▸ **What the task asks**: Quote the entries that follow exactly, leaving none out.

▸ **Material**:
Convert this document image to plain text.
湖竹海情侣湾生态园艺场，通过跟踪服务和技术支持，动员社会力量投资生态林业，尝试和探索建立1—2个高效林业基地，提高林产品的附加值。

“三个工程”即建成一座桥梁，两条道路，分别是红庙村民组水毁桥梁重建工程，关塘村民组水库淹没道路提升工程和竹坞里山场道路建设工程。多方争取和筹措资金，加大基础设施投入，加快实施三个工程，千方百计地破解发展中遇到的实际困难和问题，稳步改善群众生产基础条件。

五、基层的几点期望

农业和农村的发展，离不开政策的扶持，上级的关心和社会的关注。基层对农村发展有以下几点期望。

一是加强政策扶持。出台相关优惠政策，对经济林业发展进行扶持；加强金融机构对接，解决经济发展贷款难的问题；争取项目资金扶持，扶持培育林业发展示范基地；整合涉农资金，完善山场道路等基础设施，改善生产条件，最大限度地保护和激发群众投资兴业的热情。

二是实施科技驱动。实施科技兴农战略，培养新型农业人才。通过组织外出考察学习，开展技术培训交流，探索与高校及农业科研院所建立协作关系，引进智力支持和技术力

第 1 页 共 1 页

▸ **Full solution**:
Convert this document image to plain text.
湖竹海情侣湾生态园艺场，通过跟踪服务和技术支持，动员社会力量投资生态林业，尝试和探索建立1—2个高效林业基地，提高林产品的附加值。

“三个工程”即建成一座桥梁，两条道路，分别是红庙村民组水毁桥梁重建工程，关塘村民组水库淹没道路提升工程和竹坞里山场道路建设工程。多方争取和筹措资金，加大基础设施投入，加快实施三个工程，千方百计地破解发展中遇到的实际困难和问题，稳步改善群众生产基础条件。

五、基层的几点期望

农业和农村的发展，离不开政策的扶持，上级的关心和社会的关注。基层对农村发展有以下几点期望。

一是加强政策扶持。出台相关优惠政策，对经济林业发展进行扶持；加强金融机构对接，解决经济发展贷款难的问题；争取项目资金扶持，扶持培育林业发展示范基地；整合涉农资金，完善山场道路等基础设施，改善生产条件，最大限度地保护和激发群众投资兴业的热情。

二是实施科技驱动。实施科技兴农战略，培养新型农业人才。通过组织外出考察学习，开展技术培训交流，探索与高校及农业科研院所建立协作关系，引进智力支持和技术力

第 1 页 共 1 页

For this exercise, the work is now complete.